Your goal -
Make an exact copy of all the material below, apart from the pictures.

----

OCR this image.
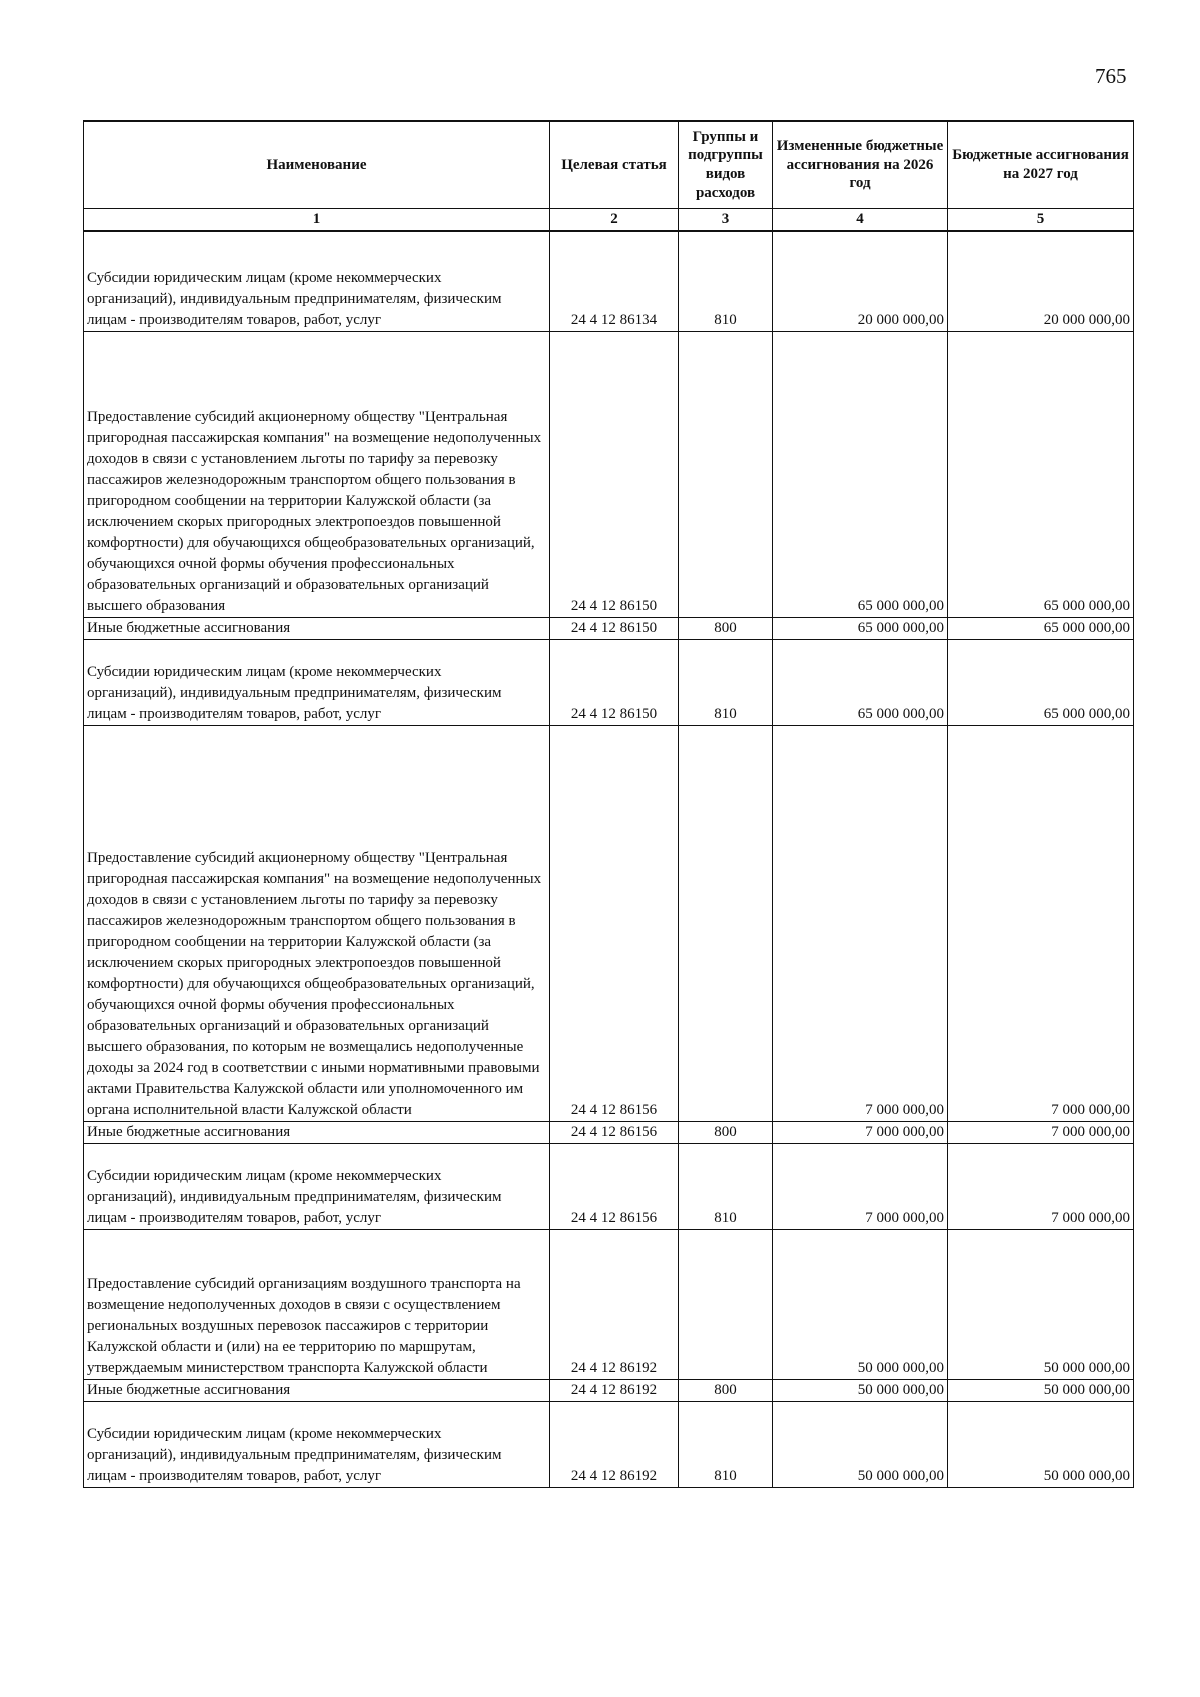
765
Наименование	Целевая статья	Группы и подгруппы видов расходов	Измененные бюджетные ассигнования на 2026 год	Бюджетные ассигнования на 2027 год
1	2	3	4	5
Субсидии юридическим лицам (кроме некоммерческих организаций), индивидуальным предпринимателям, физическим лицам - производителям товаров, работ, услуг	24 4 12 86134	810	20 000 000,00	20 000 000,00
Предоставление субсидий акционерному обществу "Центральная пригородная пассажирская компания" на возмещение недополученных доходов в связи с установлением льготы по тарифу за перевозку пассажиров железнодорожным транспортом общего пользования в пригородном сообщении на территории Калужской области (за исключением скорых пригородных электропоездов повышенной комфортности) для обучающихся общеобразовательных организаций, обучающихся очной формы обучения профессиональных образовательных организаций и образовательных организаций высшего образования	24 4 12 86150		65 000 000,00	65 000 000,00
Иные бюджетные ассигнования	24 4 12 86150	800	65 000 000,00	65 000 000,00
Субсидии юридическим лицам (кроме некоммерческих организаций), индивидуальным предпринимателям, физическим лицам - производителям товаров, работ, услуг	24 4 12 86150	810	65 000 000,00	65 000 000,00
Предоставление субсидий акционерному обществу "Центральная пригородная пассажирская компания" на возмещение недополученных доходов в связи с установлением льготы по тарифу за перевозку пассажиров железнодорожным транспортом общего пользования в пригородном сообщении на территории Калужской области (за исключением скорых пригородных электропоездов повышенной комфортности) для обучающихся общеобразовательных организаций, обучающихся очной формы обучения профессиональных образовательных организаций и образовательных организаций высшего образования, по которым не возмещались недополученные доходы за 2024 год в соответствии с иными нормативными правовыми актами Правительства Калужской области или уполномоченного им органа исполнительной власти Калужской области	24 4 12 86156		7 000 000,00	7 000 000,00
Иные бюджетные ассигнования	24 4 12 86156	800	7 000 000,00	7 000 000,00
Субсидии юридическим лицам (кроме некоммерческих организаций), индивидуальным предпринимателям, физическим лицам - производителям товаров, работ, услуг	24 4 12 86156	810	7 000 000,00	7 000 000,00
Предоставление субсидий организациям воздушного транспорта на возмещение недополученных доходов в связи с осуществлением региональных воздушных перевозок пассажиров с территории Калужской области и (или) на ее территорию по маршрутам, утверждаемым министерством транспорта Калужской области	24 4 12 86192		50 000 000,00	50 000 000,00
Иные бюджетные ассигнования	24 4 12 86192	800	50 000 000,00	50 000 000,00
Субсидии юридическим лицам (кроме некоммерческих организаций), индивидуальным предпринимателям, физическим лицам - производителям товаров, работ, услуг	24 4 12 86192	810	50 000 000,00	50 000 000,00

----

The answer -
OCR this image.
765
Наименование	Целевая статья	Группы и подгруппы видов расходов	Измененные бюджетные ассигнования на 2026 год	Бюджетные ассигнования на 2027 год
1	2	3	4	5
Субсидии юридическим лицам (кроме некоммерческих организаций), индивидуальным предпринимателям, физическим лицам - производителям товаров, работ, услуг	24 4 12 86134	810	20 000 000,00	20 000 000,00
Предоставление субсидий акционерному обществу "Центральная пригородная пассажирская компания" на возмещение недополученных доходов в связи с установлением льготы по тарифу за перевозку пассажиров железнодорожным транспортом общего пользования в пригородном сообщении на территории Калужской области (за исключением скорых пригородных электропоездов повышенной комфортности) для обучающихся общеобразовательных организаций, обучающихся очной формы обучения профессиональных образовательных организаций и образовательных организаций высшего образования	24 4 12 86150		65 000 000,00	65 000 000,00
Иные бюджетные ассигнования	24 4 12 86150	800	65 000 000,00	65 000 000,00
Субсидии юридическим лицам (кроме некоммерческих организаций), индивидуальным предпринимателям, физическим лицам - производителям товаров, работ, услуг	24 4 12 86150	810	65 000 000,00	65 000 000,00
Предоставление субсидий акционерному обществу "Центральная пригородная пассажирская компания" на возмещение недополученных доходов в связи с установлением льготы по тарифу за перевозку пассажиров железнодорожным транспортом общего пользования в пригородном сообщении на территории Калужской области (за исключением скорых пригородных электропоездов повышенной комфортности) для обучающихся общеобразовательных организаций, обучающихся очной формы обучения профессиональных образовательных организаций и образовательных организаций высшего образования, по которым не возмещались недополученные доходы за 2024 год в соответствии с иными нормативными правовыми актами Правительства Калужской области или уполномоченного им органа исполнительной власти Калужской области	24 4 12 86156		7 000 000,00	7 000 000,00
Иные бюджетные ассигнования	24 4 12 86156	800	7 000 000,00	7 000 000,00
Субсидии юридическим лицам (кроме некоммерческих организаций), индивидуальным предпринимателям, физическим лицам - производителям товаров, работ, услуг	24 4 12 86156	810	7 000 000,00	7 000 000,00
Предоставление субсидий организациям воздушного транспорта на возмещение недополученных доходов в связи с осуществлением региональных воздушных перевозок пассажиров с территории Калужской области и (или) на ее территорию по маршрутам, утверждаемым министерством транспорта Калужской области	24 4 12 86192		50 000 000,00	50 000 000,00
Иные бюджетные ассигнования	24 4 12 86192	800	50 000 000,00	50 000 000,00
Субсидии юридическим лицам (кроме некоммерческих организаций), индивидуальным предпринимателям, физическим лицам - производителям товаров, работ, услуг	24 4 12 86192	810	50 000 000,00	50 000 000,00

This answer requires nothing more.